> WHAT TO WORK ON
Transcribe the records that follow. Keep every word exactly, and drop the pictures.

##### DATA LINES

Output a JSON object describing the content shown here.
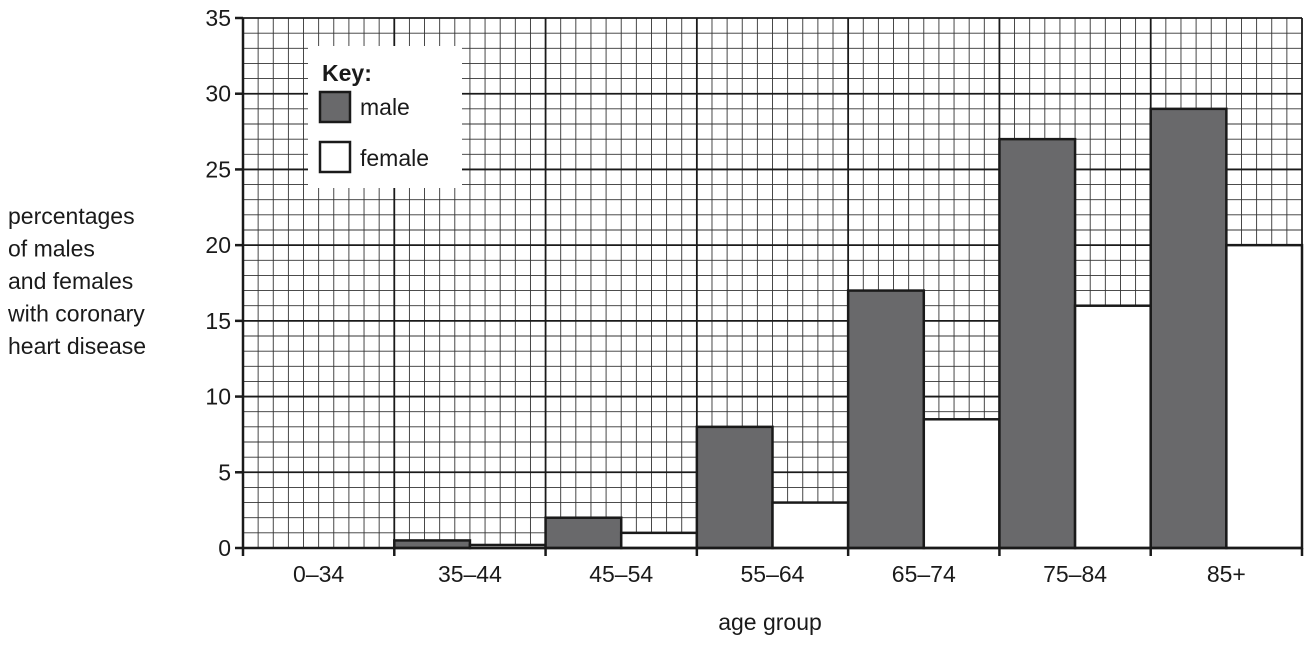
{
  "chart_data": {
    "type": "bar",
    "categories": [
      "0–34",
      "35–44",
      "45–54",
      "55–64",
      "65–74",
      "75–84",
      "85+"
    ],
    "series": [
      {
        "name": "male",
        "values": [
          0,
          0.5,
          2,
          8,
          17,
          27,
          29
        ],
        "color": "#69696b"
      },
      {
        "name": "female",
        "values": [
          0,
          0.2,
          1,
          3,
          8.5,
          16,
          20
        ],
        "color": "#ffffff"
      }
    ],
    "xlabel": "age group",
    "ylabel_lines": [
      "percentages",
      "of males",
      "and females",
      "with coronary",
      "heart disease"
    ],
    "ylim": [
      0,
      35
    ],
    "yticks": [
      0,
      5,
      10,
      15,
      20,
      25,
      30,
      35
    ],
    "grid": true,
    "legend": {
      "title": "Key:",
      "placement": "top-left"
    }
  }
}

##########

> THE RESULT
Output a JSON object describing the content shown here.
{
  "chart_data": {
    "type": "bar",
    "categories": [
      "0–34",
      "35–44",
      "45–54",
      "55–64",
      "65–74",
      "75–84",
      "85+"
    ],
    "series": [
      {
        "name": "male",
        "values": [
          0,
          0.5,
          2,
          8,
          17,
          27,
          29
        ],
        "color": "#69696b"
      },
      {
        "name": "female",
        "values": [
          0,
          0.2,
          1,
          3,
          8.5,
          16,
          20
        ],
        "color": "#ffffff"
      }
    ],
    "xlabel": "age group",
    "ylabel_lines": [
      "percentages",
      "of males",
      "and females",
      "with coronary",
      "heart disease"
    ],
    "ylim": [
      0,
      35
    ],
    "yticks": [
      0,
      5,
      10,
      15,
      20,
      25,
      30,
      35
    ],
    "grid": true,
    "legend": {
      "title": "Key:",
      "placement": "top-left"
    }
  }
}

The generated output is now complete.